Copy out the entries in full and with complete accuracy; pictures are excluded.
------ Exercise input
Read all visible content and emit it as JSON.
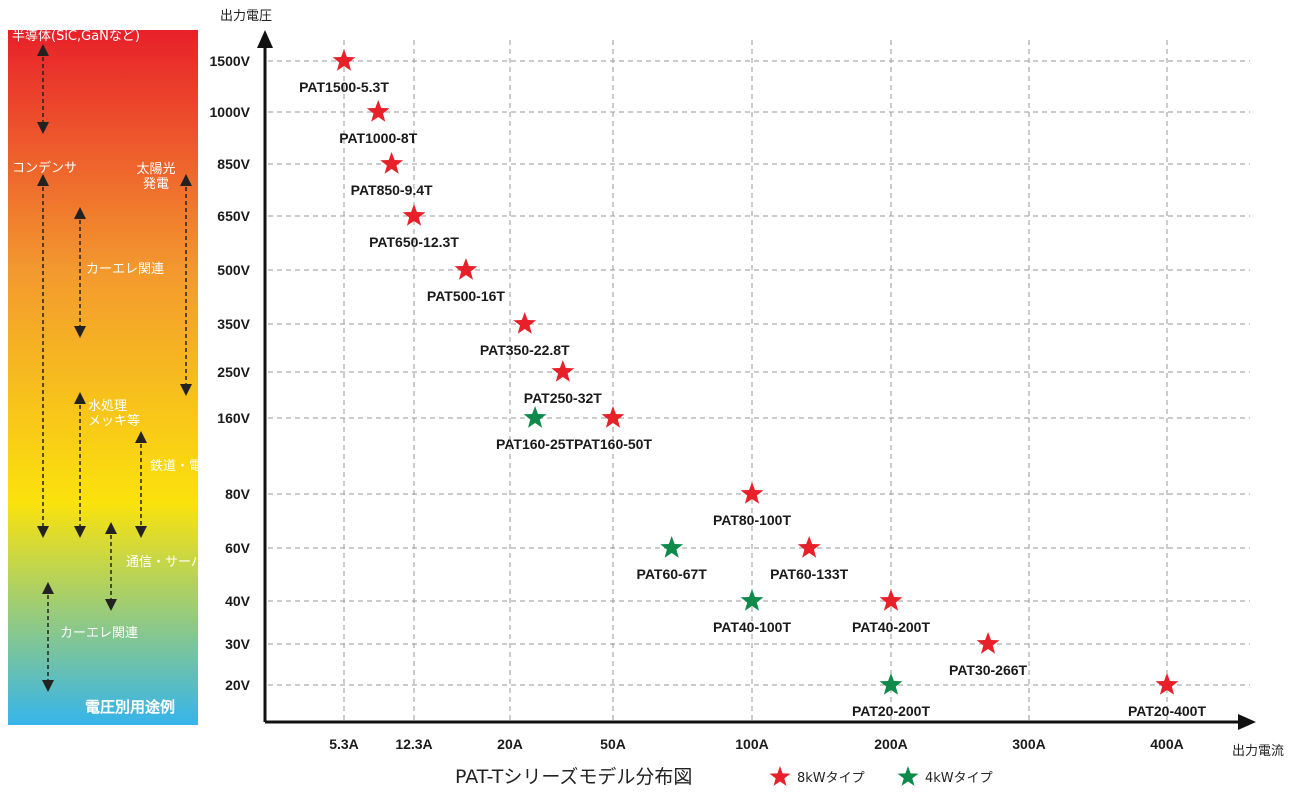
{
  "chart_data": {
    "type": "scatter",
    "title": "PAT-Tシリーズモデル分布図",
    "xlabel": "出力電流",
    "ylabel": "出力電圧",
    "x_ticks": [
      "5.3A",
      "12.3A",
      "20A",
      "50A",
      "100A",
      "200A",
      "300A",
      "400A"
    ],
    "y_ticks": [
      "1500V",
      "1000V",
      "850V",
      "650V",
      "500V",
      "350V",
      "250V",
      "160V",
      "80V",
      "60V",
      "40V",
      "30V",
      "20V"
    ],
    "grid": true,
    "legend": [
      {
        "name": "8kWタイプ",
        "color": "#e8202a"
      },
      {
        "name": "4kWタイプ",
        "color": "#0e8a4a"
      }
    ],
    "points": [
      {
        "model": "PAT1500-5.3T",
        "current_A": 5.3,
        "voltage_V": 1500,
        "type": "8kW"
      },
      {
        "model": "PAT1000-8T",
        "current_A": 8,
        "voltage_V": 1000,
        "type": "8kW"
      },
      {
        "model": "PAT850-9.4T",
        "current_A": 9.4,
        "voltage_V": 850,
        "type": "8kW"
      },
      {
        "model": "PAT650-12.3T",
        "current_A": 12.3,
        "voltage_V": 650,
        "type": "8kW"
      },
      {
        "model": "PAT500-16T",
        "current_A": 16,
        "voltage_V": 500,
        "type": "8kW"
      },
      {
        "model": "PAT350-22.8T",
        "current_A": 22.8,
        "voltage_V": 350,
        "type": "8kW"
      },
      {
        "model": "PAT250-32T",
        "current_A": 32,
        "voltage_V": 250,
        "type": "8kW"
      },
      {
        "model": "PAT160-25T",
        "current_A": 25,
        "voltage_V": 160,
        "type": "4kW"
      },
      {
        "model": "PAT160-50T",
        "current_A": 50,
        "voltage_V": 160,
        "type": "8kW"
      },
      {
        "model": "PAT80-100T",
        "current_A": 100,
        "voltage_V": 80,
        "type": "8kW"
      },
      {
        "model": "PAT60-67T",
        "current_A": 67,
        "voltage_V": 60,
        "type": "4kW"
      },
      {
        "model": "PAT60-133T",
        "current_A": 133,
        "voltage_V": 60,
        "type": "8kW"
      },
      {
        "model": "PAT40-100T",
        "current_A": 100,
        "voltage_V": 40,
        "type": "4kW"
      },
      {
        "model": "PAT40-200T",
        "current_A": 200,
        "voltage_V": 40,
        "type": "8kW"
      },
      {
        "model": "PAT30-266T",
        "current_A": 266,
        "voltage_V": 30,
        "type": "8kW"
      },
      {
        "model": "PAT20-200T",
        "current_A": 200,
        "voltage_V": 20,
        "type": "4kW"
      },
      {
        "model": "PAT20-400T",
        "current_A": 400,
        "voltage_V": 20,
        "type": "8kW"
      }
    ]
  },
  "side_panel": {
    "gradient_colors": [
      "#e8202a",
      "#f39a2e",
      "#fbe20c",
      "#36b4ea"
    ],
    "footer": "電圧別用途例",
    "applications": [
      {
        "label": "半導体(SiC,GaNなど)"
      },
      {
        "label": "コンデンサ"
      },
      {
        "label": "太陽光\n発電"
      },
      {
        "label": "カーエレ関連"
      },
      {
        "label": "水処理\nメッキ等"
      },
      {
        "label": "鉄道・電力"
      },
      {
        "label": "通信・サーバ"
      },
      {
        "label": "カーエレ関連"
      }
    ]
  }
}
------------
(Final result)
Read all visible content and emit it as JSON.
{
  "chart_data": {
    "type": "scatter",
    "title": "PAT-Tシリーズモデル分布図",
    "xlabel": "出力電流",
    "ylabel": "出力電圧",
    "x_ticks": [
      "5.3A",
      "12.3A",
      "20A",
      "50A",
      "100A",
      "200A",
      "300A",
      "400A"
    ],
    "y_ticks": [
      "1500V",
      "1000V",
      "850V",
      "650V",
      "500V",
      "350V",
      "250V",
      "160V",
      "80V",
      "60V",
      "40V",
      "30V",
      "20V"
    ],
    "grid": true,
    "legend": [
      {
        "name": "8kWタイプ",
        "color": "#e8202a"
      },
      {
        "name": "4kWタイプ",
        "color": "#0e8a4a"
      }
    ],
    "points": [
      {
        "model": "PAT1500-5.3T",
        "current_A": 5.3,
        "voltage_V": 1500,
        "type": "8kW"
      },
      {
        "model": "PAT1000-8T",
        "current_A": 8,
        "voltage_V": 1000,
        "type": "8kW"
      },
      {
        "model": "PAT850-9.4T",
        "current_A": 9.4,
        "voltage_V": 850,
        "type": "8kW"
      },
      {
        "model": "PAT650-12.3T",
        "current_A": 12.3,
        "voltage_V": 650,
        "type": "8kW"
      },
      {
        "model": "PAT500-16T",
        "current_A": 16,
        "voltage_V": 500,
        "type": "8kW"
      },
      {
        "model": "PAT350-22.8T",
        "current_A": 22.8,
        "voltage_V": 350,
        "type": "8kW"
      },
      {
        "model": "PAT250-32T",
        "current_A": 32,
        "voltage_V": 250,
        "type": "8kW"
      },
      {
        "model": "PAT160-25T",
        "current_A": 25,
        "voltage_V": 160,
        "type": "4kW"
      },
      {
        "model": "PAT160-50T",
        "current_A": 50,
        "voltage_V": 160,
        "type": "8kW"
      },
      {
        "model": "PAT80-100T",
        "current_A": 100,
        "voltage_V": 80,
        "type": "8kW"
      },
      {
        "model": "PAT60-67T",
        "current_A": 67,
        "voltage_V": 60,
        "type": "4kW"
      },
      {
        "model": "PAT60-133T",
        "current_A": 133,
        "voltage_V": 60,
        "type": "8kW"
      },
      {
        "model": "PAT40-100T",
        "current_A": 100,
        "voltage_V": 40,
        "type": "4kW"
      },
      {
        "model": "PAT40-200T",
        "current_A": 200,
        "voltage_V": 40,
        "type": "8kW"
      },
      {
        "model": "PAT30-266T",
        "current_A": 266,
        "voltage_V": 30,
        "type": "8kW"
      },
      {
        "model": "PAT20-200T",
        "current_A": 200,
        "voltage_V": 20,
        "type": "4kW"
      },
      {
        "model": "PAT20-400T",
        "current_A": 400,
        "voltage_V": 20,
        "type": "8kW"
      }
    ]
  },
  "side_panel": {
    "gradient_colors": [
      "#e8202a",
      "#f39a2e",
      "#fbe20c",
      "#36b4ea"
    ],
    "footer": "電圧別用途例",
    "applications": [
      {
        "label": "半導体(SiC,GaNなど)"
      },
      {
        "label": "コンデンサ"
      },
      {
        "label": "太陽光\n発電"
      },
      {
        "label": "カーエレ関連"
      },
      {
        "label": "水処理\nメッキ等"
      },
      {
        "label": "鉄道・電力"
      },
      {
        "label": "通信・サーバ"
      },
      {
        "label": "カーエレ関連"
      }
    ]
  }
}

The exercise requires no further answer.